*Request*
Your task is to repeat the lines below exactly, excluding any pictures they contain.

*Data shown*
┏━━

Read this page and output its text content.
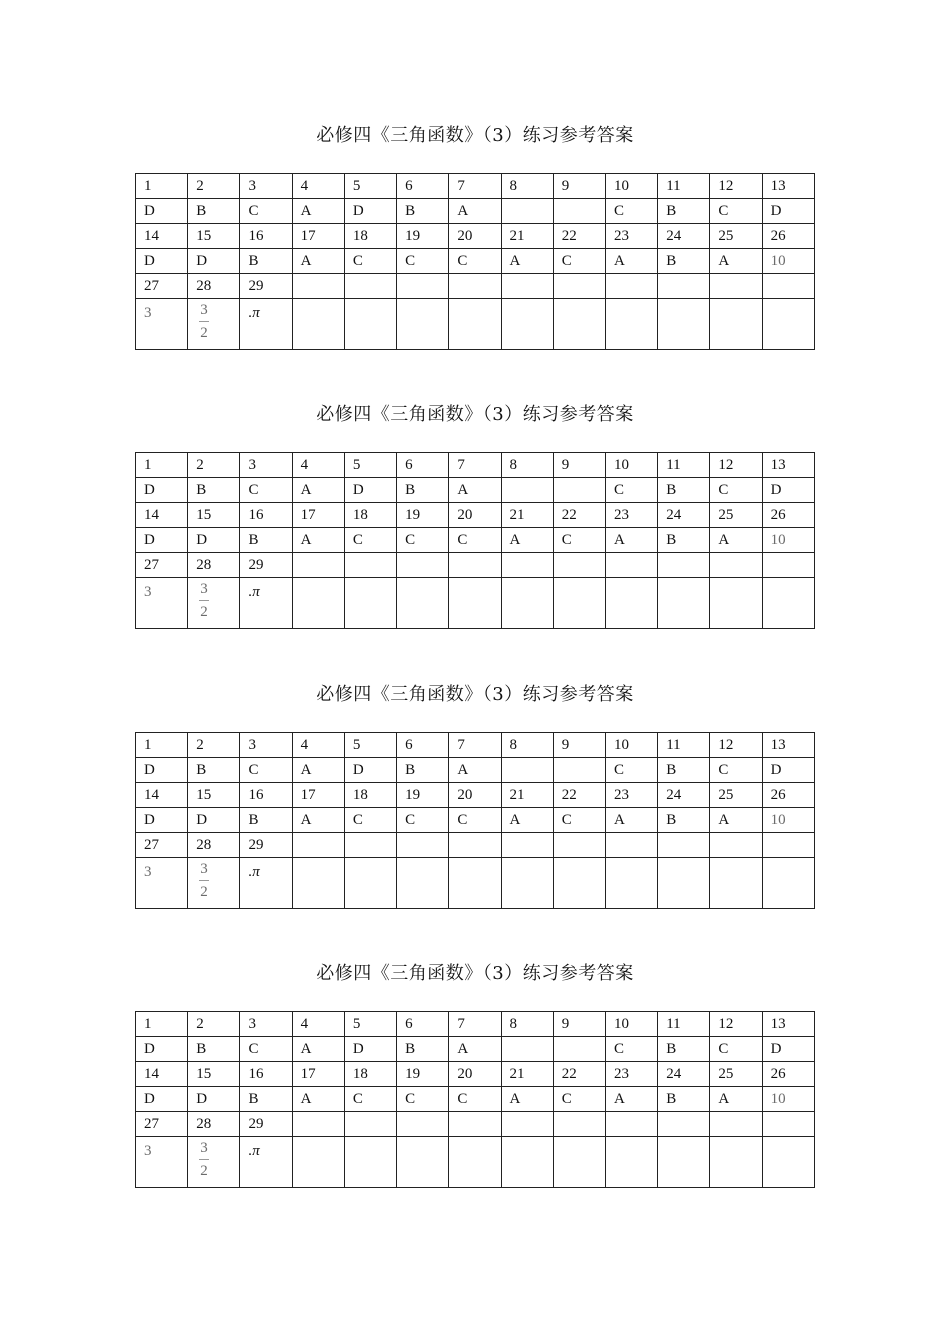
必修四《三角函数》（3）练习参考答案
1	2	3	4	5	6	7	8	9	10	11	12	13
D	B	C	A	D	B	A			C	B	C	D
14	15	16	17	18	19	20	21	22	23	24	25	26
D	D	B	A	C	C	C	A	C	A	B	A	10
27	28	29										
3	$\frac{3}{2}$	.π										
必修四《三角函数》（3）练习参考答案
1	2	3	4	5	6	7	8	9	10	11	12	13
D	B	C	A	D	B	A			C	B	C	D
14	15	16	17	18	19	20	21	22	23	24	25	26
D	D	B	A	C	C	C	A	C	A	B	A	10
27	28	29										
3	$\frac{3}{2}$	.π										
必修四《三角函数》（3）练习参考答案
1	2	3	4	5	6	7	8	9	10	11	12	13
D	B	C	A	D	B	A			C	B	C	D
14	15	16	17	18	19	20	21	22	23	24	25	26
D	D	B	A	C	C	C	A	C	A	B	A	10
27	28	29										
3	$\frac{3}{2}$	.π										
必修四《三角函数》（3）练习参考答案
1	2	3	4	5	6	7	8	9	10	11	12	13
D	B	C	A	D	B	A			C	B	C	D
14	15	16	17	18	19	20	21	22	23	24	25	26
D	D	B	A	C	C	C	A	C	A	B	A	10
27	28	29										
3	$\frac{3}{2}$	.π										
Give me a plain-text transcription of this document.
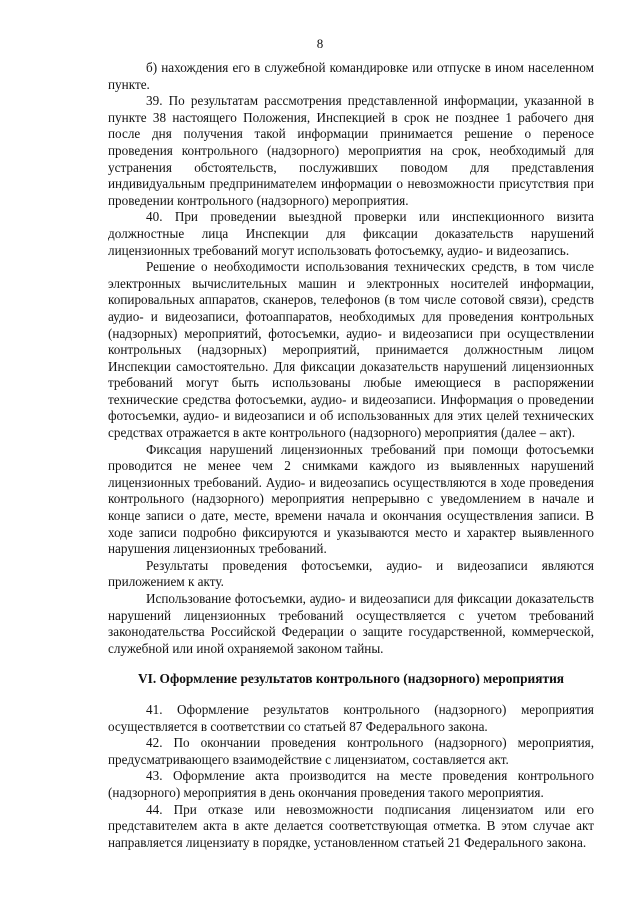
8

б) нахождения его в служебной командировке или отпуске в ином населенном пункте.

39. По результатам рассмотрения представленной информации, указанной в пункте 38 настоящего Положения, Инспекцией в срок не позднее 1 рабочего дня после дня получения такой информации принимается решение о переносе проведения контрольного (надзорного) мероприятия на срок, необходимый для устранения обстоятельств, послуживших поводом для представления индивидуальным предпринимателем информации о невозможности присутствия при проведении контрольного (надзорного) мероприятия.

40. При проведении выездной проверки или инспекционного визита должностные лица Инспекции для фиксации доказательств нарушений лицензионных требований могут использовать фотосъемку, аудио- и видеозапись.

Решение о необходимости использования технических средств, в том числе электронных вычислительных машин и электронных носителей информации, копировальных аппаратов, сканеров, телефонов (в том числе сотовой связи), средств аудио- и видеозаписи, фотоаппаратов, необходимых для проведения контрольных (надзорных) мероприятий, фотосъемки, аудио- и видеозаписи при осуществлении контрольных (надзорных) мероприятий, принимается должностным лицом Инспекции самостоятельно. Для фиксации доказательств нарушений лицензионных требований могут быть использованы любые имеющиеся в распоряжении технические средства фотосъемки, аудио- и видеозаписи. Информация о проведении фотосъемки, аудио- и видеозаписи и об использованных для этих целей технических средствах отражается в акте контрольного (надзорного) мероприятия (далее – акт).

Фиксация нарушений лицензионных требований при помощи фотосъемки проводится не менее чем 2 снимками каждого из выявленных нарушений лицензионных требований. Аудио- и видеозапись осуществляются в ходе проведения контрольного (надзорного) мероприятия непрерывно с уведомлением в начале и конце записи о дате, месте, времени начала и окончания осуществления записи. В ходе записи подробно фиксируются и указываются место и характер выявленного нарушения лицензионных требований.

Результаты проведения фотосъемки, аудио- и видеозаписи являются приложением к акту.

Использование фотосъемки, аудио- и видеозаписи для фиксации доказательств нарушений лицензионных требований осуществляется с учетом требований законодательства Российской Федерации о защите государственной, коммерческой, служебной или иной охраняемой законом тайны.

VI. Оформление результатов контрольного (надзорного) мероприятия

41. Оформление результатов контрольного (надзорного) мероприятия осуществляется в соответствии со статьей 87 Федерального закона.

42. По окончании проведения контрольного (надзорного) мероприятия, предусматривающего взаимодействие с лицензиатом, составляется акт.

43. Оформление акта производится на месте проведения контрольного (надзорного) мероприятия в день окончания проведения такого мероприятия.

44. При отказе или невозможности подписания лицензиатом или его представителем акта в акте делается соответствующая отметка. В этом случае акт направляется лицензиату в порядке, установленном статьей 21 Федерального закона.
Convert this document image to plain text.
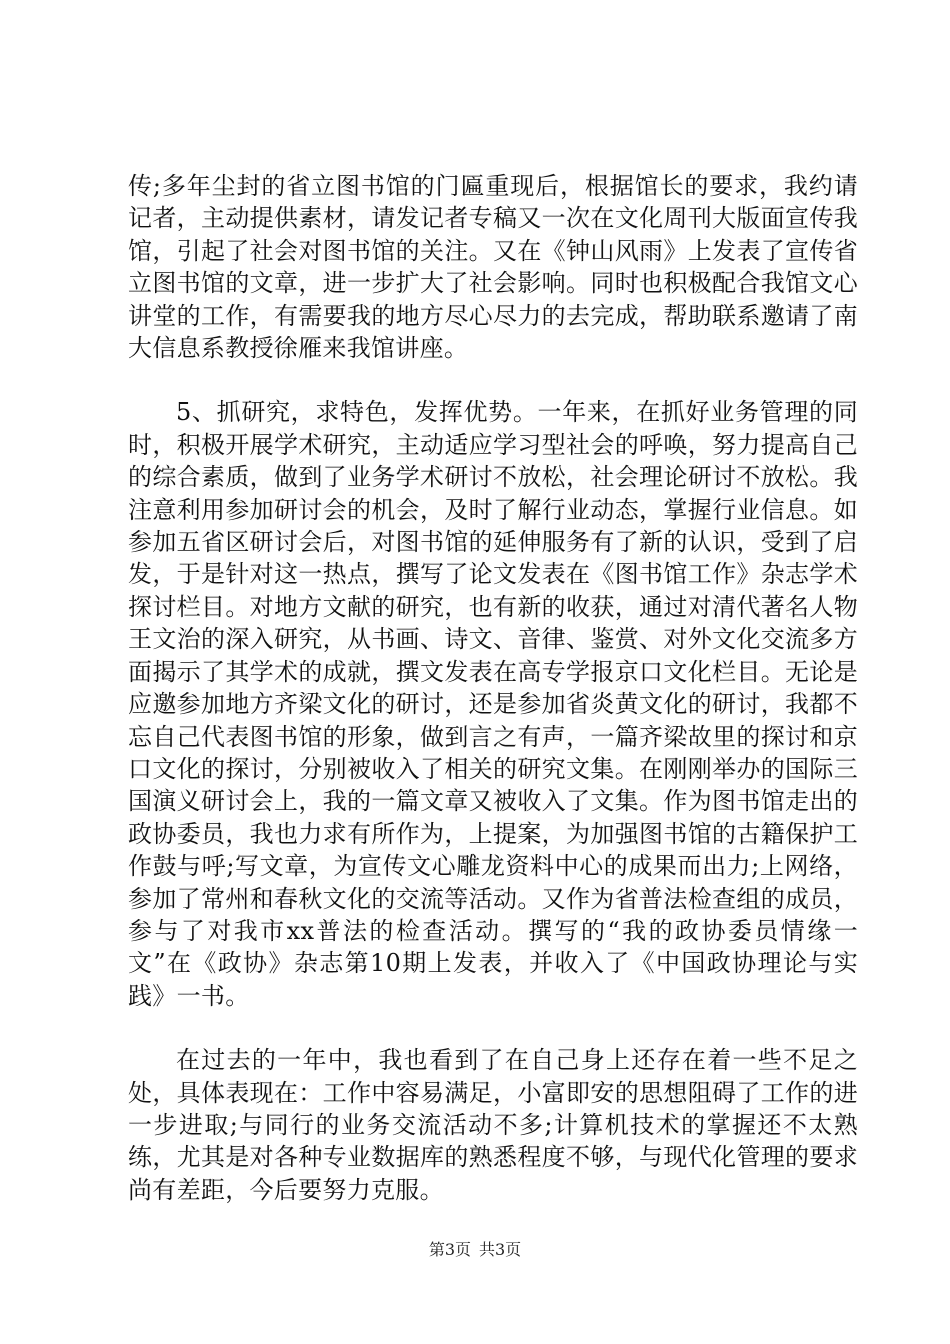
传;多年尘封的省立图书馆的门匾重现后，根据馆长的要求，我约请记者，主动提供素材，请发记者专稿又一次在文化周刊大版面宣传我馆，引起了社会对图书馆的关注。又在《钟山风雨》上发表了宣传省立图书馆的文章，进一步扩大了社会影响。同时也积极配合我馆文心讲堂的工作，有需要我的地方尽心尽力的去完成，帮助联系邀请了南大信息系教授徐雁来我馆讲座。

5、抓研究，求特色，发挥优势。一年来，在抓好业务管理的同时，积极开展学术研究，主动适应学习型社会的呼唤，努力提高自己的综合素质，做到了业务学术研讨不放松，社会理论研讨不放松。我注意利用参加研讨会的机会，及时了解行业动态，掌握行业信息。如参加五省区研讨会后，对图书馆的延伸服务有了新的认识，受到了启发，于是针对这一热点，撰写了论文发表在《图书馆工作》杂志学术探讨栏目。对地方文献的研究，也有新的收获，通过对清代著名人物王文治的深入研究，从书画、诗文、音律、鉴赏、对外文化交流多方面揭示了其学术的成就，撰文发表在高专学报京口文化栏目。无论是应邀参加地方齐梁文化的研讨，还是参加省炎黄文化的研讨，我都不忘自己代表图书馆的形象，做到言之有声，一篇齐梁故里的探讨和京口文化的探讨，分别被收入了相关的研究文集。在刚刚举办的国际三国演义研讨会上，我的一篇文章又被收入了文集。作为图书馆走出的政协委员，我也力求有所作为，上提案，为加强图书馆的古籍保护工作鼓与呼;写文章，为宣传文心雕龙资料中心的成果而出力;上网络，参加了常州和春秋文化的交流等活动。又作为省普法检查组的成员，参与了对我市xx普法的检查活动。撰写的“我的政协委员情缘一文”在《政协》杂志第10期上发表，并收入了《中国政协理论与实践》一书。

在过去的一年中，我也看到了在自己身上还存在着一些不足之处，具体表现在：工作中容易满足，小富即安的思想阻碍了工作的进一步进取;与同行的业务交流活动不多;计算机技术的掌握还不太熟练，尤其是对各种专业数据库的熟悉程度不够，与现代化管理的要求尚有差距，今后要努力克服。

第3页 共3页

┗━━

*Output of the exercise*
Read this page and output its text content.
必修四《三角函数》（3）练习参考答案
1	2	3	4	5	6	7	8	9	10	11	12	13
D	B	C	A	D	B	A			C	B	C	D
14	15	16	17	18	19	20	21	22	23	24	25	26
D	D	B	A	C	C	C	A	C	A	B	A	10
27	28	29										
3	$\frac{3}{2}$	.π										
必修四《三角函数》（3）练习参考答案
1	2	3	4	5	6	7	8	9	10	11	12	13
D	B	C	A	D	B	A			C	B	C	D
14	15	16	17	18	19	20	21	22	23	24	25	26
D	D	B	A	C	C	C	A	C	A	B	A	10
27	28	29										
3	$\frac{3}{2}$	.π										
必修四《三角函数》（3）练习参考答案
1	2	3	4	5	6	7	8	9	10	11	12	13
D	B	C	A	D	B	A			C	B	C	D
14	15	16	17	18	19	20	21	22	23	24	25	26
D	D	B	A	C	C	C	A	C	A	B	A	10
27	28	29										
3	$\frac{3}{2}$	.π										
必修四《三角函数》（3）练习参考答案
1	2	3	4	5	6	7	8	9	10	11	12	13
D	B	C	A	D	B	A			C	B	C	D
14	15	16	17	18	19	20	21	22	23	24	25	26
D	D	B	A	C	C	C	A	C	A	B	A	10
27	28	29										
3	$\frac{3}{2}$	.π										
Give me a plain-text transcription of this document.
8

б) нахождения его в служебной командировке или отпуске в ином населенном пункте.

39. По результатам рассмотрения представленной информации, указанной в пункте 38 настоящего Положения, Инспекцией в срок не позднее 1 рабочего дня после дня получения такой информации принимается решение о переносе проведения контрольного (надзорного) мероприятия на срок, необходимый для устранения обстоятельств, послуживших поводом для представления индивидуальным предпринимателем информации о невозможности присутствия при проведении контрольного (надзорного) мероприятия.

40. При проведении выездной проверки или инспекционного визита должностные лица Инспекции для фиксации доказательств нарушений лицензионных требований могут использовать фотосъемку, аудио- и видеозапись.

Решение о необходимости использования технических средств, в том числе электронных вычислительных машин и электронных носителей информации, копировальных аппаратов, сканеров, телефонов (в том числе сотовой связи), средств аудио- и видеозаписи, фотоаппаратов, необходимых для проведения контрольных (надзорных) мероприятий, фотосъемки, аудио- и видеозаписи при осуществлении контрольных (надзорных) мероприятий, принимается должностным лицом Инспекции самостоятельно. Для фиксации доказательств нарушений лицензионных требований могут быть использованы любые имеющиеся в распоряжении технические средства фотосъемки, аудио- и видеозаписи. Информация о проведении фотосъемки, аудио- и видеозаписи и об использованных для этих целей технических средствах отражается в акте контрольного (надзорного) мероприятия (далее – акт).

Фиксация нарушений лицензионных требований при помощи фотосъемки проводится не менее чем 2 снимками каждого из выявленных нарушений лицензионных требований. Аудио- и видеозапись осуществляются в ходе проведения контрольного (надзорного) мероприятия непрерывно с уведомлением в начале и конце записи о дате, месте, времени начала и окончания осуществления записи. В ходе записи подробно фиксируются и указываются место и характер выявленного нарушения лицензионных требований.

Результаты проведения фотосъемки, аудио- и видеозаписи являются приложением к акту.

Использование фотосъемки, аудио- и видеозаписи для фиксации доказательств нарушений лицензионных требований осуществляется с учетом требований законодательства Российской Федерации о защите государственной, коммерческой, служебной или иной охраняемой законом тайны.

VI. Оформление результатов контрольного (надзорного) мероприятия

41. Оформление результатов контрольного (надзорного) мероприятия осуществляется в соответствии со статьей 87 Федерального закона.

42. По окончании проведения контрольного (надзорного) мероприятия, предусматривающего взаимодействие с лицензиатом, составляется акт.

43. Оформление акта производится на месте проведения контрольного (надзорного) мероприятия в день окончания проведения такого мероприятия.

44. При отказе или невозможности подписания лицензиатом или его представителем акта в акте делается соответствующая отметка. В этом случае акт направляется лицензиату в порядке, установленном статьей 21 Федерального закона.
Convert this document image to plain text.
传;多年尘封的省立图书馆的门匾重现后，根据馆长的要求，我约请记者，主动提供素材，请发记者专稿又一次在文化周刊大版面宣传我馆，引起了社会对图书馆的关注。又在《钟山风雨》上发表了宣传省立图书馆的文章，进一步扩大了社会影响。同时也积极配合我馆文心讲堂的工作，有需要我的地方尽心尽力的去完成，帮助联系邀请了南大信息系教授徐雁来我馆讲座。

5、抓研究，求特色，发挥优势。一年来，在抓好业务管理的同时，积极开展学术研究，主动适应学习型社会的呼唤，努力提高自己的综合素质，做到了业务学术研讨不放松，社会理论研讨不放松。我注意利用参加研讨会的机会，及时了解行业动态，掌握行业信息。如参加五省区研讨会后，对图书馆的延伸服务有了新的认识，受到了启发，于是针对这一热点，撰写了论文发表在《图书馆工作》杂志学术探讨栏目。对地方文献的研究，也有新的收获，通过对清代著名人物王文治的深入研究，从书画、诗文、音律、鉴赏、对外文化交流多方面揭示了其学术的成就，撰文发表在高专学报京口文化栏目。无论是应邀参加地方齐梁文化的研讨，还是参加省炎黄文化的研讨，我都不忘自己代表图书馆的形象，做到言之有声，一篇齐梁故里的探讨和京口文化的探讨，分别被收入了相关的研究文集。在刚刚举办的国际三国演义研讨会上，我的一篇文章又被收入了文集。作为图书馆走出的政协委员，我也力求有所作为，上提案，为加强图书馆的古籍保护工作鼓与呼;写文章，为宣传文心雕龙资料中心的成果而出力;上网络，参加了常州和春秋文化的交流等活动。又作为省普法检查组的成员，参与了对我市xx普法的检查活动。撰写的“我的政协委员情缘一文”在《政协》杂志第10期上发表，并收入了《中国政协理论与实践》一书。

在过去的一年中，我也看到了在自己身上还存在着一些不足之处，具体表现在：工作中容易满足，小富即安的思想阻碍了工作的进一步进取;与同行的业务交流活动不多;计算机技术的掌握还不太熟练，尤其是对各种专业数据库的熟悉程度不够，与现代化管理的要求尚有差距，今后要努力克服。

第3页 共3页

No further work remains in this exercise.